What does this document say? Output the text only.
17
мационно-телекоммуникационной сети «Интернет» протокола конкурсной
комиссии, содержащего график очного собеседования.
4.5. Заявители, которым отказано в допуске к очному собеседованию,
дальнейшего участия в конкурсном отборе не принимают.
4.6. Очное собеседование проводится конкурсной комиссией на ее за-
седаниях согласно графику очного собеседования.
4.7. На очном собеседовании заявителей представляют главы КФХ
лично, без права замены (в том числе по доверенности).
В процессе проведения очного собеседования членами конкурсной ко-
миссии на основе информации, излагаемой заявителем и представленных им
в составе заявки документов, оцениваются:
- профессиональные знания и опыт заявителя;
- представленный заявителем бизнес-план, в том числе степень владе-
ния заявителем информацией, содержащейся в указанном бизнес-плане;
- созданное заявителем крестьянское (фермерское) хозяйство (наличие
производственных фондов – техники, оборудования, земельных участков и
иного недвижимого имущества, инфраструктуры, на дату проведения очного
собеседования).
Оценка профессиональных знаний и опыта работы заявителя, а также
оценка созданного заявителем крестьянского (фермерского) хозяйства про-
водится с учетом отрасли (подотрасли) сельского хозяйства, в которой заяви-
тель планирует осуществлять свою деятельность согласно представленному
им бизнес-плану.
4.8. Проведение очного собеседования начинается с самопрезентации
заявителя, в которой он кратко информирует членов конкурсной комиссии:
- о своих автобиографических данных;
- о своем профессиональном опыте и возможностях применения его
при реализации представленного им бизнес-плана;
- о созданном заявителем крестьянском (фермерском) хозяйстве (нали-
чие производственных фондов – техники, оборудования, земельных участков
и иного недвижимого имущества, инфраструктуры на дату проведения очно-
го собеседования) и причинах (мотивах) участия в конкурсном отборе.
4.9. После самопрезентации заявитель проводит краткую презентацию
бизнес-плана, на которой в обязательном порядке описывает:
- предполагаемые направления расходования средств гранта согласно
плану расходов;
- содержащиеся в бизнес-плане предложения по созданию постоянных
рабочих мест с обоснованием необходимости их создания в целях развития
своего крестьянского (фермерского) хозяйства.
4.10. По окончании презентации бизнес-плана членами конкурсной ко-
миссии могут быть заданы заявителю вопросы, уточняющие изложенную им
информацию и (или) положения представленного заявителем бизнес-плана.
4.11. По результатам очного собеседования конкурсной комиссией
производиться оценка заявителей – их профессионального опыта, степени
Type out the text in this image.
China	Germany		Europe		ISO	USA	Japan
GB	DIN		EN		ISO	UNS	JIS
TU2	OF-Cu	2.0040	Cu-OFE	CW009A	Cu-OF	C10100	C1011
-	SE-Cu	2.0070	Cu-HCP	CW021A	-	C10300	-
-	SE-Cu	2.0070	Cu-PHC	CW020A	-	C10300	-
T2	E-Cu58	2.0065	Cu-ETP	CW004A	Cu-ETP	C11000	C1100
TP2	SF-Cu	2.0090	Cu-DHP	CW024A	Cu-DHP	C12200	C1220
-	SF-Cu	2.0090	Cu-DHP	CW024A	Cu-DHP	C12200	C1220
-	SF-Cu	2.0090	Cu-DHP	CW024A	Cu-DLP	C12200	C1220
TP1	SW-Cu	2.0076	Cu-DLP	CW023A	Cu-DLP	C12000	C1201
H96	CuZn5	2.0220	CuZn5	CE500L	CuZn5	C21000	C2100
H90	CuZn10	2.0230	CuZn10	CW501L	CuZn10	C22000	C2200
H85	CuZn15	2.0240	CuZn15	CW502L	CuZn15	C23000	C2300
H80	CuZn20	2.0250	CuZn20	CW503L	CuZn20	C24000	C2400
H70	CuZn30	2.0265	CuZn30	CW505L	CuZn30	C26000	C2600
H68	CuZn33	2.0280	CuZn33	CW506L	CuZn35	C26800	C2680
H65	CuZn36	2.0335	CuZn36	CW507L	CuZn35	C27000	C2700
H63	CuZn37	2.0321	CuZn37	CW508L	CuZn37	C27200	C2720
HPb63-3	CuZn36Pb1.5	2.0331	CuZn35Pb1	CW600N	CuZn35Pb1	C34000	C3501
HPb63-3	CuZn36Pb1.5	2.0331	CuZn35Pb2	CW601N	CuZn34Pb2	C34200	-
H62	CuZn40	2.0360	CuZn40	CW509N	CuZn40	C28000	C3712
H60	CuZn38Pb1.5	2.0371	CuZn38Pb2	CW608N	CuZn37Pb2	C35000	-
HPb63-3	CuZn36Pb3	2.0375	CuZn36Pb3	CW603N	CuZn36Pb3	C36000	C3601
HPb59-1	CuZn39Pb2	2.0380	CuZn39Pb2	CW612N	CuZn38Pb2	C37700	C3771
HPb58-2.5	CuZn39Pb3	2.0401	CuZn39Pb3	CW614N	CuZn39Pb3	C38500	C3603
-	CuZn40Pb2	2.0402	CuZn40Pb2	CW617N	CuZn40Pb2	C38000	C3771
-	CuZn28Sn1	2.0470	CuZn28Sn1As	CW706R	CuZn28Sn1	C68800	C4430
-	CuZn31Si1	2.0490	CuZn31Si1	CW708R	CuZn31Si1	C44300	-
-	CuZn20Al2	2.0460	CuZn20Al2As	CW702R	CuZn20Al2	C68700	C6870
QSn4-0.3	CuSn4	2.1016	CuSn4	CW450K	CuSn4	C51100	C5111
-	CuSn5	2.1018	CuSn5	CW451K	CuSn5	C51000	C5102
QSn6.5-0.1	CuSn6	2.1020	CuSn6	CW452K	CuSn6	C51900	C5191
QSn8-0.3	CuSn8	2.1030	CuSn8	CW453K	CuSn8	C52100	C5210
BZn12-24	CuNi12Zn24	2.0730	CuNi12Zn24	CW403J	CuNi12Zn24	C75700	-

• WORK TO COMPLETE: Make a list of all lines in the data that contain "фермерского".

• SOLUTION:
оценка созданного заявителем крестьянского (фермерского) хозяйства про-
своего крестьянского (фермерского) хозяйства.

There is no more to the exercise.